> _The request_: Search the material and gather each line with "apache" in it.

....

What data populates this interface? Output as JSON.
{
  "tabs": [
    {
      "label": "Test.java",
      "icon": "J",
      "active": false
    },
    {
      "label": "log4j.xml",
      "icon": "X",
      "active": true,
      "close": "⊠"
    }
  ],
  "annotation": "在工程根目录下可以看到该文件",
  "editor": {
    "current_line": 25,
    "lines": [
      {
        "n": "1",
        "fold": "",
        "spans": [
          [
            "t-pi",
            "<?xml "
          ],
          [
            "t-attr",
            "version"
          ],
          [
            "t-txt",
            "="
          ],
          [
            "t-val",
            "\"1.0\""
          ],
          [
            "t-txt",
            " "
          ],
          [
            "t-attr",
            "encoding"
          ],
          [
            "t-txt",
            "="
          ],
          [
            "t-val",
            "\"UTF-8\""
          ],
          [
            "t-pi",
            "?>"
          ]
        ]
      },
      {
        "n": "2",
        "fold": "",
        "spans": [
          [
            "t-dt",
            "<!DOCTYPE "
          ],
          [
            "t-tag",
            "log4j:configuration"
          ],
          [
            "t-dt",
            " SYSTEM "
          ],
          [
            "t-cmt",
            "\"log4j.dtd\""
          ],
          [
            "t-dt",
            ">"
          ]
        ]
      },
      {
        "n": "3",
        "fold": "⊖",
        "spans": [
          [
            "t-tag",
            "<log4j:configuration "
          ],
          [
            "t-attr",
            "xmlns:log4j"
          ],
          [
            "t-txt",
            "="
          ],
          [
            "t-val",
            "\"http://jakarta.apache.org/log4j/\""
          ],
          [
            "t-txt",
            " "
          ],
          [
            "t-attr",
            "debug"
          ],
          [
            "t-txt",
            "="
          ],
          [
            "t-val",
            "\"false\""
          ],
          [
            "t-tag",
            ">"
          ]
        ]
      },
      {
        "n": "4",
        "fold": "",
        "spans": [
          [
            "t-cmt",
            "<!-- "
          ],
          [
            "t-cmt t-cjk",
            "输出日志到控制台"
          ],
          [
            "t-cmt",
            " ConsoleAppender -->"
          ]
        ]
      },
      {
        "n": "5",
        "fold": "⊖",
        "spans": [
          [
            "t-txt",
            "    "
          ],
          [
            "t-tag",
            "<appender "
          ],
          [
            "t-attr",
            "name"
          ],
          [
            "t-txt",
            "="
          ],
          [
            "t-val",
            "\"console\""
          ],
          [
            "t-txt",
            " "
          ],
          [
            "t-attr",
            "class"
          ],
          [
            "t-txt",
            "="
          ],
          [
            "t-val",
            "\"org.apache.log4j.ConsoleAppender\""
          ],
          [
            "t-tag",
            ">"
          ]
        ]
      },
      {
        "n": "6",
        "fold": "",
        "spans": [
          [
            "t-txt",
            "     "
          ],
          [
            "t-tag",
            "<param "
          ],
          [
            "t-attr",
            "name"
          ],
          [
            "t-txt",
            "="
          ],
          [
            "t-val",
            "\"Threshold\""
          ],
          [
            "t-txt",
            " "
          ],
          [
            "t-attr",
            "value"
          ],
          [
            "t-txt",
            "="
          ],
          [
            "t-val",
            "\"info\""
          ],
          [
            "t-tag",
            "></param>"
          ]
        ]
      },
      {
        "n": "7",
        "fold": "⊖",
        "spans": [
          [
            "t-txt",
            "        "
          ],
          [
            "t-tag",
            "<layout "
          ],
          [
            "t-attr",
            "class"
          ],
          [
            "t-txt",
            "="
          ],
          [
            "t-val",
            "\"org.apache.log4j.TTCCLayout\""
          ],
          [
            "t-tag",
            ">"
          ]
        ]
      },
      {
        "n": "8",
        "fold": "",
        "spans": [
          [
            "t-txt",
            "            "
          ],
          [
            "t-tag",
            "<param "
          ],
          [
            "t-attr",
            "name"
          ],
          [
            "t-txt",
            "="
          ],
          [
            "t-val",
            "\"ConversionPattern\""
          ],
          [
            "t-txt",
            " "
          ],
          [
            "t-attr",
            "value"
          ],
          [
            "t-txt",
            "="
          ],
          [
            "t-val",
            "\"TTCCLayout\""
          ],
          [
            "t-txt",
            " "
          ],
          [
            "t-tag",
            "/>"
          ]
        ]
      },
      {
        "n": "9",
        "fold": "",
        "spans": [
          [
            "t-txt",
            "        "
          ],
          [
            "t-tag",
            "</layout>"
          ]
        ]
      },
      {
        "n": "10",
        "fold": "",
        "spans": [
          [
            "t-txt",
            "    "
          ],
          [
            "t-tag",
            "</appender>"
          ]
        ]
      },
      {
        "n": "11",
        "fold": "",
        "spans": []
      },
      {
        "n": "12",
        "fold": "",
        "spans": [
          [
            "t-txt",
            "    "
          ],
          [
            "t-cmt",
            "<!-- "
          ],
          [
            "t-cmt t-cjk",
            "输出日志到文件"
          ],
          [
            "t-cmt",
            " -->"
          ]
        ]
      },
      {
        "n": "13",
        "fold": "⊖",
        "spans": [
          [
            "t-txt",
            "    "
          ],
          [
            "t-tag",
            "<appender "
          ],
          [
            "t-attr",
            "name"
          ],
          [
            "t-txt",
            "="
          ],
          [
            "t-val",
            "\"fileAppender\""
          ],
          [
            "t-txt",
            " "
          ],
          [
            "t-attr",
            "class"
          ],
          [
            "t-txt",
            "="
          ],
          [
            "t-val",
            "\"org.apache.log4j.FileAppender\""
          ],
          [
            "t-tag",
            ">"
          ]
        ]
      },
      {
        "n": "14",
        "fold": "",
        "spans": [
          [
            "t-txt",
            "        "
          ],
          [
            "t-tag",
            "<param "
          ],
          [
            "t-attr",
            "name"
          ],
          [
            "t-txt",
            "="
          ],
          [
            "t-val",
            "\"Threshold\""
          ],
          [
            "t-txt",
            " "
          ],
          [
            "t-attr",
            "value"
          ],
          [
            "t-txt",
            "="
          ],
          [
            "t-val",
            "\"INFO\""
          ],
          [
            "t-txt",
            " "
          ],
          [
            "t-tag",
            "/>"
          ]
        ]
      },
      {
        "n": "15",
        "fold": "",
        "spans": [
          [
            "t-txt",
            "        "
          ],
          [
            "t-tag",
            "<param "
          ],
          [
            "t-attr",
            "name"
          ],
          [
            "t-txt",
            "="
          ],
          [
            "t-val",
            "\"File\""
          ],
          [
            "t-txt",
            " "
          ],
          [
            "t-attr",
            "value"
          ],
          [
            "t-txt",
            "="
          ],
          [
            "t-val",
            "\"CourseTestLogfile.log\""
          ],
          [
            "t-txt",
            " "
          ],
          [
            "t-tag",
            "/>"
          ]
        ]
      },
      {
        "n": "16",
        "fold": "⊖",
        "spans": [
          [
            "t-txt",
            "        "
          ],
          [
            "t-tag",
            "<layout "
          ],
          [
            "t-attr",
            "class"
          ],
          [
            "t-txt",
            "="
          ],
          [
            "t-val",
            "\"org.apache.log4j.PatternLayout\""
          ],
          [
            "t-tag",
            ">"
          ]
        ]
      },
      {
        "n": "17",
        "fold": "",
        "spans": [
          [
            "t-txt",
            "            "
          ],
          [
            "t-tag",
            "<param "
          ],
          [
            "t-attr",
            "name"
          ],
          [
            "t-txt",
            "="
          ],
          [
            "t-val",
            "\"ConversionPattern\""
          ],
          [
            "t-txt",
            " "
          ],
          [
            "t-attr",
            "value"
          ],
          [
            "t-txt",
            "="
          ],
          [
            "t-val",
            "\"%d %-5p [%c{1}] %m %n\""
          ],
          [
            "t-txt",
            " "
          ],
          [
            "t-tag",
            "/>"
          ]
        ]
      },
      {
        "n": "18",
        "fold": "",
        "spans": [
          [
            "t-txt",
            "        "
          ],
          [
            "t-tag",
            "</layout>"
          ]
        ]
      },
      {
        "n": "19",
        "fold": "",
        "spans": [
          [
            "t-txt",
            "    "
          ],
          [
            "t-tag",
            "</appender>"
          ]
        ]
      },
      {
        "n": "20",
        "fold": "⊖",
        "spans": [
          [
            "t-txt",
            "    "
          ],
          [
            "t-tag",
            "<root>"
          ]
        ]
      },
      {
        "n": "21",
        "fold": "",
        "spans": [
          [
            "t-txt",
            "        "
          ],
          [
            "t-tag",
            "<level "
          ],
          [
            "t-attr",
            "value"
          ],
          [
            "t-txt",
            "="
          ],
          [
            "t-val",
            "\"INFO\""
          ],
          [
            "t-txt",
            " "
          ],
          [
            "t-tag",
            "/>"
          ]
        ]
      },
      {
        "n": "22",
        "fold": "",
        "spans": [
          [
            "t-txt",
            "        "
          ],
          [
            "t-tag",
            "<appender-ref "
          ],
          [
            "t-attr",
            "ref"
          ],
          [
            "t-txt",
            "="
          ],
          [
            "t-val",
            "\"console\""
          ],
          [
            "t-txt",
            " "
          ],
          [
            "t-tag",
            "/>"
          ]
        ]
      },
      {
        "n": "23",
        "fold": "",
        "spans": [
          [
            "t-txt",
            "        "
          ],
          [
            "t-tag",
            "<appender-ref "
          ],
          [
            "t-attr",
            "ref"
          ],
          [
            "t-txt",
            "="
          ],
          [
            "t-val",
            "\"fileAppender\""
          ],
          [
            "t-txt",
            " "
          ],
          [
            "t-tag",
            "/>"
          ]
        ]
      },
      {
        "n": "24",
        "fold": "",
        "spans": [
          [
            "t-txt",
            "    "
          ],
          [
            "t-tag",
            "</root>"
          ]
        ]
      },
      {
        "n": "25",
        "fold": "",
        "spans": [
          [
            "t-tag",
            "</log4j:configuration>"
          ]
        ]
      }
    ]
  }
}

....

> _Result of this task_:
            "\"http://jakarta.apache.org/log4j/\""
            "\"org.apache.log4j.ConsoleAppender\""
            "\"org.apache.log4j.TTCCLayout\""
            "\"org.apache.log4j.FileAppender\""
            "\"org.apache.log4j.PatternLayout\""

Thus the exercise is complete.